Dataset excerpt:

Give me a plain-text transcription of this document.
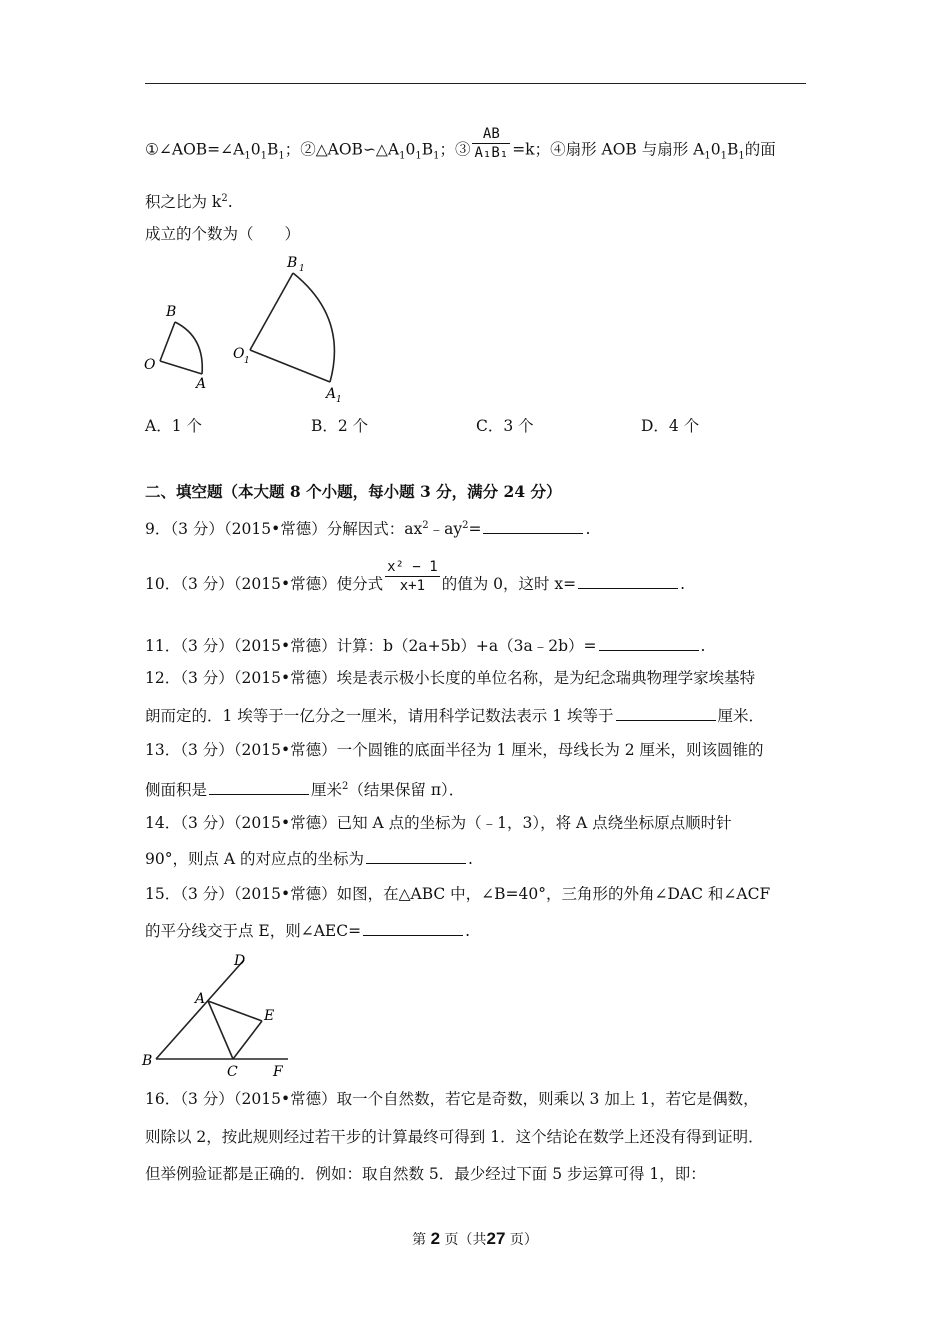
$①\angle AOB=\angle A_10_1B_1$；$②\triangle AOB∽\triangle A_10_1B_1$；③ $\frac{AB}{\text{A₁B₁}} =k$；④扇形 AOB 与扇形 $A_10_1B_1$的面
积之比为 $k^2$.
成立的个数为（　　）
B
O
A
B 1
O 1
A 1
A．1 个	B．2 个	C．3 个	D．4 个
二、填空题（本大题 8 个小题，每小题 3 分，满分 24 分）
9．（3 分）（2015•常德）分解因式：$ax^2﹣ay^2=$	.
10．（3 分）（2015•常德）使分式 $\frac{\text{x² − 1}}{x+1}$ 的值为 0，这时 x=	.
11．（3 分）（2015•常德）计算：b（2a+5b）+a（3a﹣2b）=	.
12．（3 分）（2015•常德）埃是表示极小长度的单位名称，是为纪念瑞典物理学家埃基特
朗而定的．1 埃等于一亿分之一厘米，请用科学记数法表示 1 埃等于	厘米．
13．（3 分）（2015•常德）一个圆锥的底面半径为 1 厘米，母线长为 2 厘米，则该圆锥的
侧面积是	厘米$^2$（结果保留 π）．
14．（3 分）（2015•常德）已知 A 点的坐标为（﹣1，3），将 A 点绕坐标原点顺时针
90°，则点 A 的对应点的坐标为	.
15．（3 分）（2015•常德）如图，在△ABC 中，∠B=40°，三角形的外角∠DAC 和∠ACF
的平分线交于点 E，则∠AEC=	.
D
A
E
B
C	F
16．（3 分）（2015•常德）取一个自然数，若它是奇数，则乘以 3 加上 1，若它是偶数，
则除以 2，按此规则经过若干步的计算最终可得到 1．这个结论在数学上还没有得到证明．
但举例验证都是正确的．例如：取自然数 5．最少经过下面 5 步运算可得 1，即：
第 2 页（共27 页）
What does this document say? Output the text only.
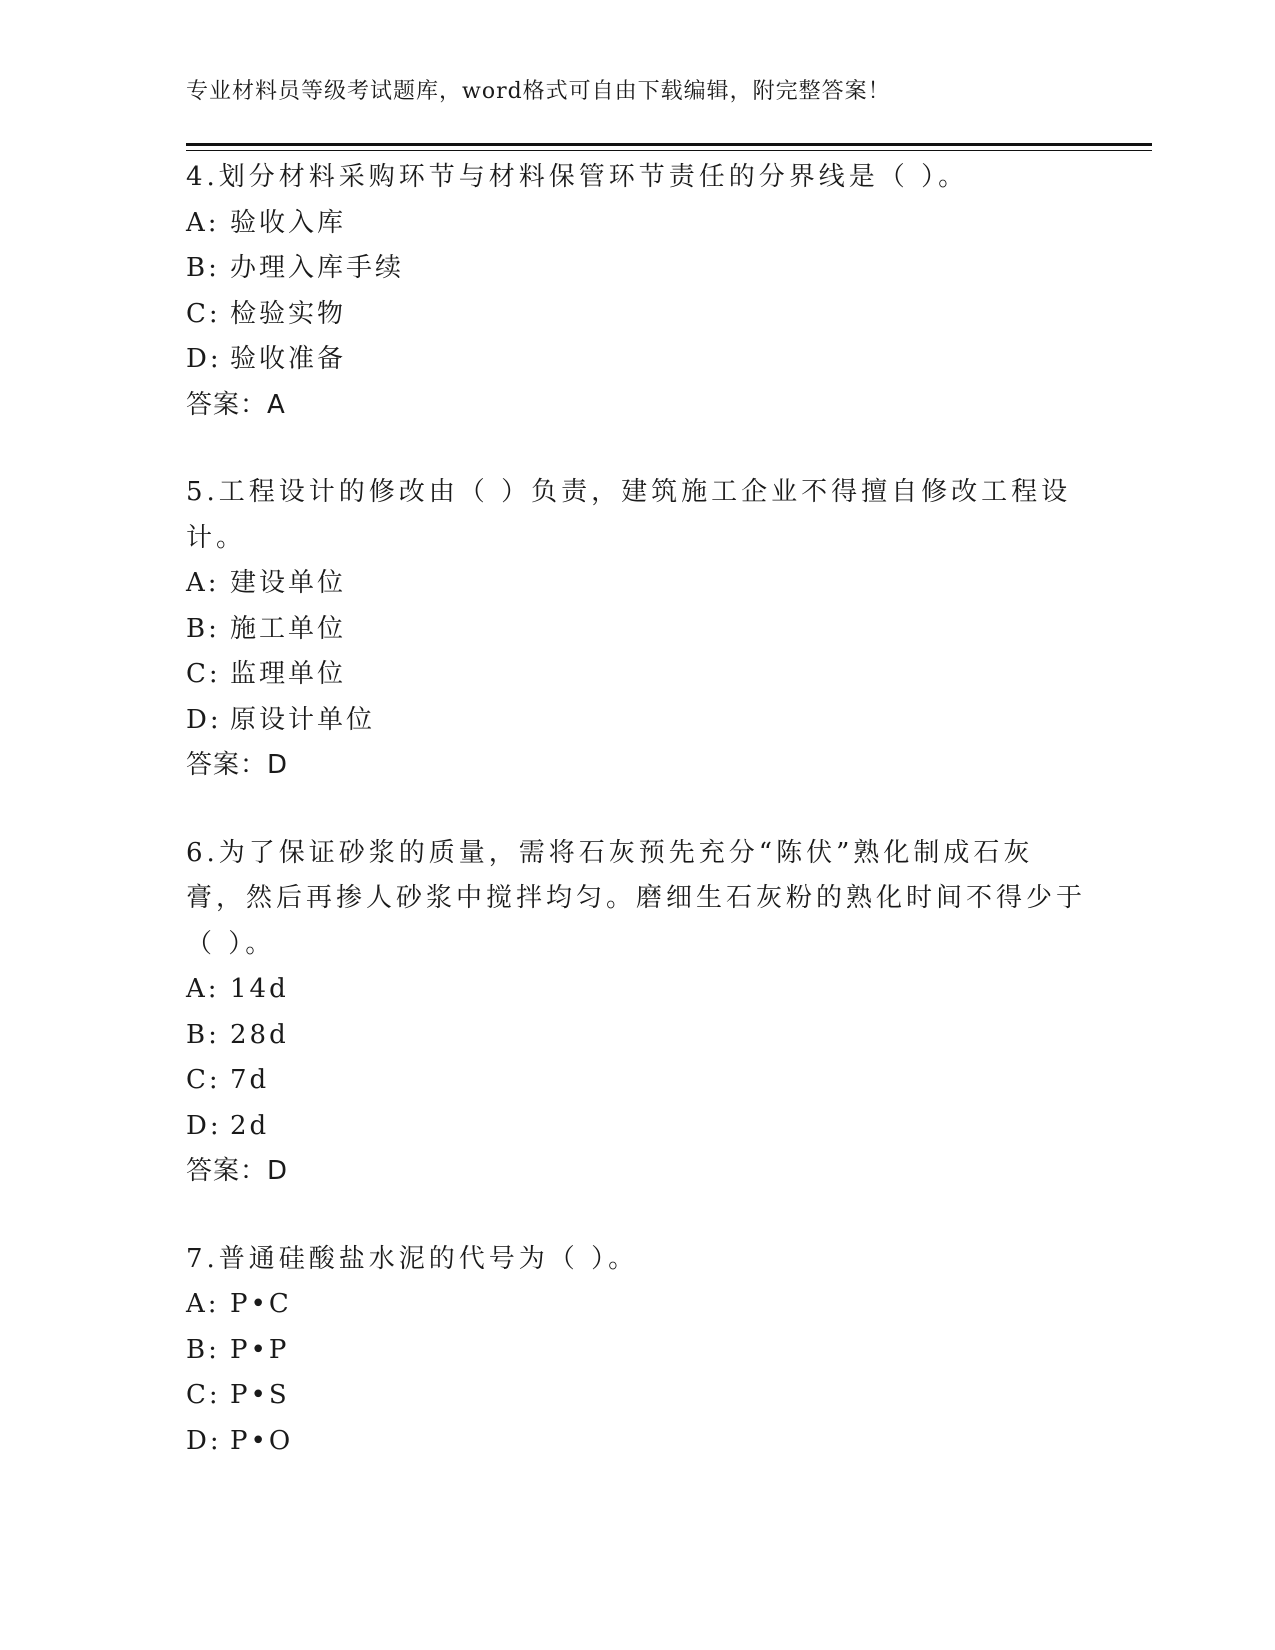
专业材料员等级考试题库，word格式可自由下载编辑，附完整答案！
4.划分材料采购环节与材料保管环节责任的分界线是（ ）。
A: 验收入库
B: 办理入库手续
C: 检验实物
D: 验收准备
答案：A
5.工程设计的修改由（ ）负责，建筑施工企业不得擅自修改工程设计。
A: 建设单位
B: 施工单位
C: 监理单位
D: 原设计单位
答案：D
6.为了保证砂浆的质量，需将石灰预先充分“陈伏”熟化制成石灰膏，然后再掺人砂浆中搅拌均匀。磨细生石灰粉的熟化时间不得少于（ ）。
A: 14d
B: 28d
C: 7d
D: 2d
答案：D
7.普通硅酸盐水泥的代号为（ ）。
A: P•C
B: P•P
C: P•S
D: P•O
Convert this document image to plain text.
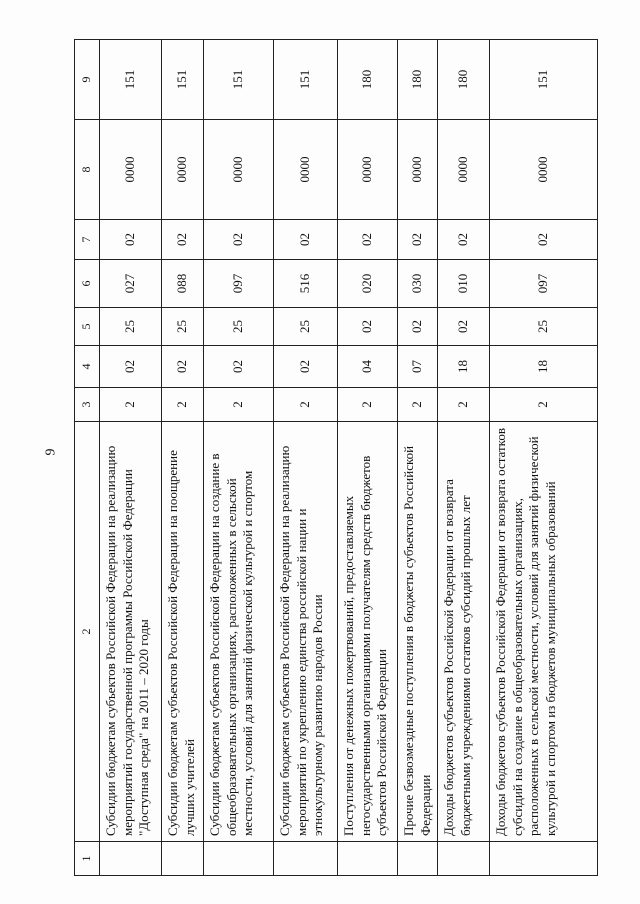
9
1	2	3	4	5	6	7	8	9
	Субсидии бюджетам субъектов Российской Федерации на реализацию мероприятий государственной программы Российской Федерации "Доступная среда" на 2011 – 2020 годы	2	02	25	027	02	0000	151
	Субсидии бюджетам субъектов Российской Федерации на поощрение лучших учителей	2	02	25	088	02	0000	151
	Субсидии бюджетам субъектов Российской Федерации на создание в общеобразовательных организациях, расположенных в сельской местности, условий для занятий физической культурой и спортом	2	02	25	097	02	0000	151
	Субсидии бюджетам субъектов Российской Федерации на реализацию мероприятий по укреплению единства российской нации и этнокультурному развитию народов России	2	02	25	516	02	0000	151
	Поступления от денежных пожертвований, предоставляемых негосударственными организациями получателям средств бюджетов субъектов Российской Федерации	2	04	02	020	02	0000	180
	Прочие безвозмездные поступления в бюджеты субъектов Российской Федерации	2	07	02	030	02	0000	180
	Доходы бюджетов субъектов Российской Федерации от возврата бюджетными учреждениями остатков субсидий прошлых лет	2	18	02	010	02	0000	180
	Доходы бюджетов субъектов Российской Федерации от возврата остатков субсидий на создание в общеобразовательных организациях, расположенных в сельской местности, условий для занятий физической культурой и спортом из бюджетов муниципальных образований	2	18	25	097	02	0000	151
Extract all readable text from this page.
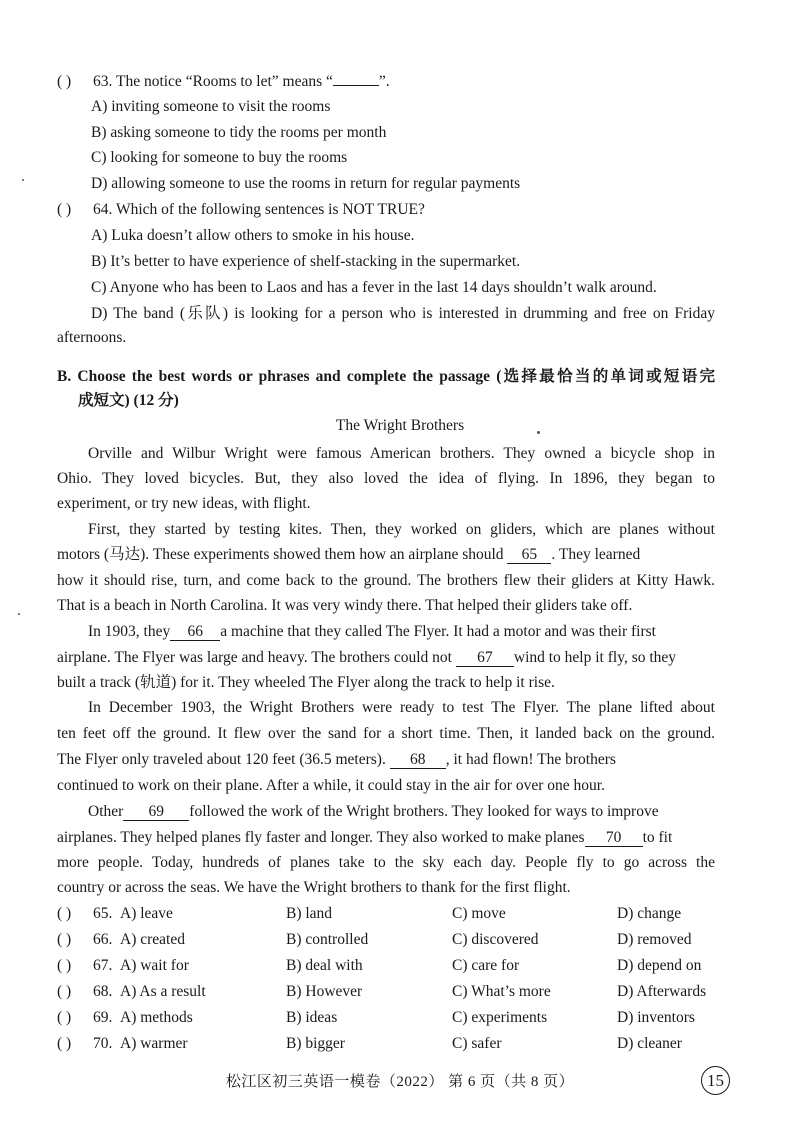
( ) 63. The notice “Rooms to let” means “	”.
A) inviting someone to visit the rooms
B) asking someone to tidy the rooms per month
C) looking for someone to buy the rooms
D) allowing someone to use the rooms in return for regular payments
( ) 64. Which of the following sentences is NOT TRUE?
A) Luka doesn’t allow others to smoke in his house.
B) It’s better to have experience of shelf-stacking in the supermarket.
C) Anyone who has been to Laos and has a fever in the last 14 days shouldn’t walk around.
D) The band (乐队) is looking for a person who is interested in drumming and free on Friday
afternoons.
B. Choose the best words or phrases and complete the passage (选择最恰当的单词或短语完
成短文) (12 分)
The Wright Brothers
Orville and Wilbur Wright were famous American brothers. They owned a bicycle shop in
Ohio. They loved bicycles. But, they also loved the idea of flying. In 1896, they began to
experiment, or try new ideas, with flight.
First, they started by testing kites. Then, they worked on gliders, which are planes without
motors (马达). These experiments showed them how an airplane should 65 . They learned
how it should rise, turn, and come back to the ground. The brothers flew their gliders at Kitty Hawk.
That is a beach in North Carolina. It was very windy there. That helped their gliders take off.
In 1903, they 66 a machine that they called The Flyer. It had a motor and was their first
airplane. The Flyer was large and heavy. The brothers could not 67 wind to help it fly, so they
built a track (轨道) for it. They wheeled The Flyer along the track to help it rise.
In December 1903, the Wright Brothers were ready to test The Flyer. The plane lifted about
ten feet off the ground. It flew over the sand for a short time. Then, it landed back on the ground.
The Flyer only traveled about 120 feet (36.5 meters). 68 , it had flown! The brothers
continued to work on their plane. After a while, it could stay in the air for over one hour.
Other 69 followed the work of the Wright brothers. They looked for ways to improve
airplanes. They helped planes fly faster and longer. They also worked to make planes 70 to fit
more people. Today, hundreds of planes take to the sky each day. People fly to go across the
country or across the seas. We have the Wright brothers to thank for the first flight.
( ) 65. A) leave	B) land	C) move	D) change
( ) 66. A) created	B) controlled	C) discovered	D) removed
( ) 67. A) wait for	B) deal with	C) care for	D) depend on
( ) 68. A) As a result	B) However	C) What’s more	D) Afterwards
( ) 69. A) methods	B) ideas	C) experiments	D) inventors
( ) 70. A) warmer	B) bigger	C) safer	D) cleaner
松江区初三英语一模卷（2022） 第 6 页（共 8 页）	15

> WHAT IS BEING ASKED: Keep the pictures out of the copy and write out the data exactly as it stands.

> RESPONSE BELOW:
Give me a plain-text transcription of this document.
$①\angle AOB=\angle A_10_1B_1$；$②\triangle AOB∽\triangle A_10_1B_1$；③ $\frac{AB}{\text{A₁B₁}} =k$；④扇形 AOB 与扇形 $A_10_1B_1$的面
积之比为 $k^2$.
成立的个数为（　　）
B
O
A
B 1
O 1
A 1
A．1 个	B．2 个	C．3 个	D．4 个
二、填空题（本大题 8 个小题，每小题 3 分，满分 24 分）
9．（3 分）（2015•常德）分解因式：$ax^2﹣ay^2=$	.
10．（3 分）（2015•常德）使分式 $\frac{\text{x² − 1}}{x+1}$ 的值为 0，这时 x=	.
11．（3 分）（2015•常德）计算：b（2a+5b）+a（3a﹣2b）=	.
12．（3 分）（2015•常德）埃是表示极小长度的单位名称，是为纪念瑞典物理学家埃基特
朗而定的．1 埃等于一亿分之一厘米，请用科学记数法表示 1 埃等于	厘米．
13．（3 分）（2015•常德）一个圆锥的底面半径为 1 厘米，母线长为 2 厘米，则该圆锥的
侧面积是	厘米$^2$（结果保留 π）．
14．（3 分）（2015•常德）已知 A 点的坐标为（﹣1，3），将 A 点绕坐标原点顺时针
90°，则点 A 的对应点的坐标为	.
15．（3 分）（2015•常德）如图，在△ABC 中，∠B=40°，三角形的外角∠DAC 和∠ACF
的平分线交于点 E，则∠AEC=	.
D
A
E
B
C	F
16．（3 分）（2015•常德）取一个自然数，若它是奇数，则乘以 3 加上 1，若它是偶数，
则除以 2，按此规则经过若干步的计算最终可得到 1．这个结论在数学上还没有得到证明．
但举例验证都是正确的．例如：取自然数 5．最少经过下面 5 步运算可得 1，即：
第 2 页（共27 页）
What does this document say? Output the text only.
专业材料员等级考试题库，word格式可自由下载编辑，附完整答案！
4.划分材料采购环节与材料保管环节责任的分界线是（ ）。
A: 验收入库
B: 办理入库手续
C: 检验实物
D: 验收准备
答案：A
5.工程设计的修改由（ ）负责，建筑施工企业不得擅自修改工程设计。
A: 建设单位
B: 施工单位
C: 监理单位
D: 原设计单位
答案：D
6.为了保证砂浆的质量，需将石灰预先充分“陈伏”熟化制成石灰膏，然后再掺人砂浆中搅拌均匀。磨细生石灰粉的熟化时间不得少于（ ）。
A: 14d
B: 28d
C: 7d
D: 2d
答案：D
7.普通硅酸盐水泥的代号为（ ）。
A: P•C
B: P•P
C: P•S
D: P•O
Convert this document image to plain text.
9
1	2	3	4	5	6	7	8	9
	Субсидии бюджетам субъектов Российской Федерации на реализацию мероприятий государственной программы Российской Федерации "Доступная среда" на 2011 – 2020 годы	2	02	25	027	02	0000	151
	Субсидии бюджетам субъектов Российской Федерации на поощрение лучших учителей	2	02	25	088	02	0000	151
	Субсидии бюджетам субъектов Российской Федерации на создание в общеобразовательных организациях, расположенных в сельской местности, условий для занятий физической культурой и спортом	2	02	25	097	02	0000	151
	Субсидии бюджетам субъектов Российской Федерации на реализацию мероприятий по укреплению единства российской нации и этнокультурному развитию народов России	2	02	25	516	02	0000	151
	Поступления от денежных пожертвований, предоставляемых негосударственными организациями получателям средств бюджетов субъектов Российской Федерации	2	04	02	020	02	0000	180
	Прочие безвозмездные поступления в бюджеты субъектов Российской Федерации	2	07	02	030	02	0000	180
	Доходы бюджетов субъектов Российской Федерации от возврата бюджетными учреждениями остатков субсидий прошлых лет	2	18	02	010	02	0000	180
	Доходы бюджетов субъектов Российской Федерации от возврата остатков субсидий на создание в общеобразовательных организациях, расположенных в сельской местности, условий для занятий физической культурой и спортом из бюджетов муниципальных образований	2	18	25	097	02	0000	151
Extract all readable text from this page.
( ) 63. The notice “Rooms to let” means “	”.
A) inviting someone to visit the rooms
B) asking someone to tidy the rooms per month
C) looking for someone to buy the rooms
D) allowing someone to use the rooms in return for regular payments
( ) 64. Which of the following sentences is NOT TRUE?
A) Luka doesn’t allow others to smoke in his house.
B) It’s better to have experience of shelf-stacking in the supermarket.
C) Anyone who has been to Laos and has a fever in the last 14 days shouldn’t walk around.
D) The band (乐队) is looking for a person who is interested in drumming and free on Friday
afternoons.
B. Choose the best words or phrases and complete the passage (选择最恰当的单词或短语完
成短文) (12 分)
The Wright Brothers
Orville and Wilbur Wright were famous American brothers. They owned a bicycle shop in
Ohio. They loved bicycles. But, they also loved the idea of flying. In 1896, they began to
experiment, or try new ideas, with flight.
First, they started by testing kites. Then, they worked on gliders, which are planes without
motors (马达). These experiments showed them how an airplane should 65 . They learned
how it should rise, turn, and come back to the ground. The brothers flew their gliders at Kitty Hawk.
That is a beach in North Carolina. It was very windy there. That helped their gliders take off.
In 1903, they 66 a machine that they called The Flyer. It had a motor and was their first
airplane. The Flyer was large and heavy. The brothers could not 67 wind to help it fly, so they
built a track (轨道) for it. They wheeled The Flyer along the track to help it rise.
In December 1903, the Wright Brothers were ready to test The Flyer. The plane lifted about
ten feet off the ground. It flew over the sand for a short time. Then, it landed back on the ground.
The Flyer only traveled about 120 feet (36.5 meters). 68 , it had flown! The brothers
continued to work on their plane. After a while, it could stay in the air for over one hour.
Other 69 followed the work of the Wright brothers. They looked for ways to improve
airplanes. They helped planes fly faster and longer. They also worked to make planes 70 to fit
more people. Today, hundreds of planes take to the sky each day. People fly to go across the
country or across the seas. We have the Wright brothers to thank for the first flight.
( ) 65. A) leave	B) land	C) move	D) change
( ) 66. A) created	B) controlled	C) discovered	D) removed
( ) 67. A) wait for	B) deal with	C) care for	D) depend on
( ) 68. A) As a result	B) However	C) What’s more	D) Afterwards
( ) 69. A) methods	B) ideas	C) experiments	D) inventors
( ) 70. A) warmer	B) bigger	C) safer	D) cleaner
松江区初三英语一模卷（2022） 第 6 页（共 8 页）	15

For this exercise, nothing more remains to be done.